Problem — Write the next part of the 2008 progress report on Arctic data assimilation, starting after its final sentence.

------ Text segment ------

2008 report
Progress: 42%
The work is grouped in the following 4 activities each of which will provide analysed fields of Arctic key variables combining information from observations with a different modelling system.
MI-IM/MIPOM SEIK
(Met.no) (60% progress):
An implementation of the SEIK assimilation filter in MIPOM has been tested in a twin experiment where SST and vertical profiles of temperature and salinity from an independent model run (from the ROMS model) is assimilated into MIPOM utilizing SEIK. The results show a positive impact of the assimilation with SEIK. Assimilation of SST has the largest impact on the results when looking at upper ocean quantities, but quite many vertical profiles are needed to give an additional improvement in this part of the water mass. Increasing the number of ensembles used in the filter has a clear positive impact on the results. A problem with the present implementation is that the filter, after several sequences of assimilation, underestimates the model errors due to a too small ensemble spread. This causes the effect of the assimilation to diminish with time, giving less weight to the observations, but more confidence to a possibly wrong model state. This is a possible, known, problem with all methods that estimate the background error covariances from a model ensemble. We are considering possible methods to increase the ensemble spread to improve this situation. This weakness of the method is an important point to improve when considering assimilation of ice concentration and other possible ice related variables.
Further work on the MIPOM-SEIK assimilation system has been directed to improve the earlier reported problems where the SEIK assimilation degenerates after several sequences of assimilation. To reduce the problems a version of local SEIK is being implemented. In contrast to the first implementation that takes all model points into consideration when calculating the error covariances and model updates, local SEIK uses and updates only model variables in a localized region around the observation. This reduces problems with possible unphysically long distance correlations between model points, and it is expected to give better updates (both physically and numerically) of the model state.
Assimilation of acoustic tomography measurements
(NERSC) (20% progress):
In the past 12 month there has been no action on this item. An Acoustic tomography experiment was planned to be initiated during a field operation from 18-23 October 2007. However, the deployment of the tomographic moorings had to be terminated due to heavy waves and strong winds.

------ Rows ------

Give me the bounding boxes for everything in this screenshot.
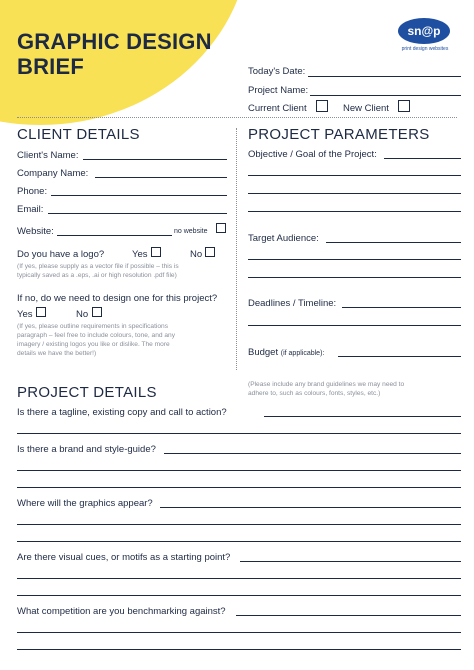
target-audience-label: Target Audience: — [248, 233, 319, 244]
todays-date-label: Today's Date: — [248, 66, 306, 77]
column-divider — [236, 128, 237, 370]
target-audience-field-2[interactable] — [248, 259, 461, 260]
competition-question: What competition are you benchmarking against? — [17, 606, 226, 617]
new-client-checkbox[interactable] — [398, 100, 410, 112]
objective-field-1[interactable] — [384, 158, 461, 159]
logo-no-label: No — [190, 249, 203, 260]
brand-guide-field-1[interactable] — [164, 453, 461, 454]
logo-question: Do you have a logo? — [17, 249, 105, 260]
todays-date-field[interactable] — [308, 76, 461, 77]
snap-logo: sn@p — [398, 18, 450, 44]
brand-guide-question: Is there a brand and style-guide? — [17, 444, 156, 455]
company-name-label: Company Name: — [17, 168, 89, 179]
tagline-field-2[interactable] — [17, 433, 461, 434]
project-name-field[interactable] — [310, 95, 461, 96]
competition-field-3[interactable] — [17, 649, 461, 650]
design-note-4: details we have the better!) — [17, 350, 97, 357]
page-title-line2: BRIEF — [17, 54, 84, 79]
brand-guide-field-2[interactable] — [17, 470, 461, 471]
current-client-label: Current Client — [248, 103, 307, 114]
target-audience-field-3[interactable] — [248, 277, 461, 278]
design-yes-label: Yes — [17, 309, 33, 320]
visual-cues-question: Are there visual cues, or motifs as a starting point? — [17, 552, 231, 563]
no-website-label: no website — [174, 228, 208, 235]
objective-field-3[interactable] — [248, 193, 461, 194]
client-name-field[interactable] — [83, 159, 227, 160]
client-details-heading: CLIENT DETAILS — [17, 126, 140, 143]
project-name-label: Project Name: — [248, 85, 309, 96]
new-client-label: New Client — [343, 103, 389, 114]
website-field[interactable] — [57, 235, 172, 236]
graphics-field-2[interactable] — [17, 524, 461, 525]
brand-guide-field-3[interactable] — [17, 487, 461, 488]
logo-yes-label: Yes — [132, 249, 148, 260]
website-label: Website: — [17, 226, 54, 237]
email-label: Email: — [17, 204, 44, 215]
objective-field-2[interactable] — [248, 175, 461, 176]
deadlines-label: Deadlines / Timeline: — [248, 298, 337, 309]
competition-field-1[interactable] — [236, 615, 461, 616]
company-name-field[interactable] — [95, 177, 227, 178]
phone-field[interactable] — [51, 195, 227, 196]
objective-field-4[interactable] — [248, 211, 461, 212]
graphics-field-1[interactable] — [160, 507, 461, 508]
page-title-line1: GRAPHIC DESIGN — [17, 29, 212, 54]
logo-note-2: typically saved as a .eps, .ai or high resolution .pdf file) — [17, 272, 177, 279]
budget-note: (if applicable): — [280, 350, 325, 357]
design-no-checkbox[interactable] — [92, 307, 102, 317]
graphics-field-3[interactable] — [17, 541, 461, 542]
objective-label: Objective / Goal of the Project: — [248, 149, 377, 160]
design-no-label: No — [76, 309, 89, 320]
current-client-checkbox[interactable] — [316, 100, 328, 112]
target-audience-field-1[interactable] — [326, 242, 461, 243]
design-note-1: (If yes, please outline requirements in specifications — [17, 323, 168, 330]
budget-label — [248, 347, 324, 358]
deadlines-field-1[interactable] — [342, 307, 461, 308]
client-name-label: Client's Name: — [17, 150, 79, 161]
visual-cues-field-2[interactable] — [17, 578, 461, 579]
project-parameters-heading: PROJECT PARAMETERS — [248, 126, 430, 143]
logo-tagline: print design websites — [401, 46, 449, 52]
tagline-field-1[interactable] — [264, 416, 461, 417]
phone-label: Phone: — [17, 186, 48, 197]
design-note-2: paragraph – feel free to include colours, tone, and any — [17, 332, 175, 339]
budget-label-text: Budget — [248, 347, 279, 358]
logo-note-1: (If yes, please supply as a vector file if possible – this is — [17, 263, 179, 270]
logo-no-checkbox[interactable] — [205, 247, 215, 257]
header-divider — [17, 117, 457, 118]
design-question: If no, do we need to design one for this project? — [17, 293, 218, 304]
design-yes-checkbox[interactable] — [36, 307, 46, 317]
visual-cues-field-3[interactable] — [17, 595, 461, 596]
budget-field[interactable] — [338, 356, 461, 357]
deadlines-field-2[interactable] — [248, 325, 461, 326]
project-details-heading: PROJECT DETAILS — [17, 384, 157, 401]
graphics-question: Where will the graphics appear? — [17, 498, 153, 509]
visual-cues-field-1[interactable] — [240, 561, 461, 562]
no-website-checkbox[interactable] — [216, 223, 226, 233]
design-note-3: imagery / existing logos you like or dislike. The more — [17, 341, 170, 348]
guidelines-note-1: (Please include any brand guidelines we may need to — [248, 381, 405, 388]
email-field[interactable] — [48, 213, 227, 214]
logo-yes-checkbox[interactable] — [151, 247, 161, 257]
tagline-question: Is there a tagline, existing copy and call to action? — [17, 407, 227, 418]
guidelines-note-2: adhere to, such as colours, fonts, styles, etc.) — [248, 390, 381, 397]
competition-field-2[interactable] — [17, 632, 461, 633]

------

Task answer —
HIRLAM/HIROMB OI-3/4DVAR
(SMHI) (70 % progress):
The International Polar Year 2007/2008 (IPY) provides new and unique opportunities to observe the atmosphere, hydrosphere and cryosphere at high latitudes in the two hemispheres. Ambitious surface- and space-based programs such as iAOOS will result in high quality observational databases that will help us to improve our understanding of geophysical processes at these latitudes. However, to reap the full benefit of often disparate randomly distributed observations of varying quality they have to be assimilated into comprehensive analyses of the state of the atmosphere and ocean. Numerical models are used to fill spatial and temporal gaps in the observations through a process called data assimilation. By employing variational techniques the observations can be used in their original form and their error characteristics can be determined and corrected for.
Northern Europe and particularly the Nordic countries are often affected by high impact weather systems originating in the Arctic. Furthermore the Baltic Sea and its ice conditions are crucial factors affecting the weather forecasts in these regions. For detailed fast-access operational weather forecasts on the national level, available global weather forecasts, primarily from ECMWF, have to be supplemented by frequent higher resolution limited area forecasts. In several Nordic countries the HIRLAM (High-Resolution Limited-Area Model) NWP (Numerical Weather Prediction) system is used for this purpose.
The HIROMB (High-Resolution Operational Model for the Baltic) ocean forecasting system is used operationally at SMHI (Swedish Meteorological and Hydrologiocal Institute) for analysis and forecasts of Sea Surface Temperatures (SST), sea ice conditions, sea levels and currents for the Baltic Sea and surrounding seas (Kattegat, Skagerrak).
Anticipating the IPY, the two numerical analysis/forecast systems HIRLAM and HIROMB, are combined into a coupled system. The aim is to prepare high resolution analyses and short-range forecasts of the weather and ice conditions in the Arctic. At the same time the coupled system will be a very valuable addition to SMHIs toolbox for regional forecasts in Scandinavia and the Baltic region.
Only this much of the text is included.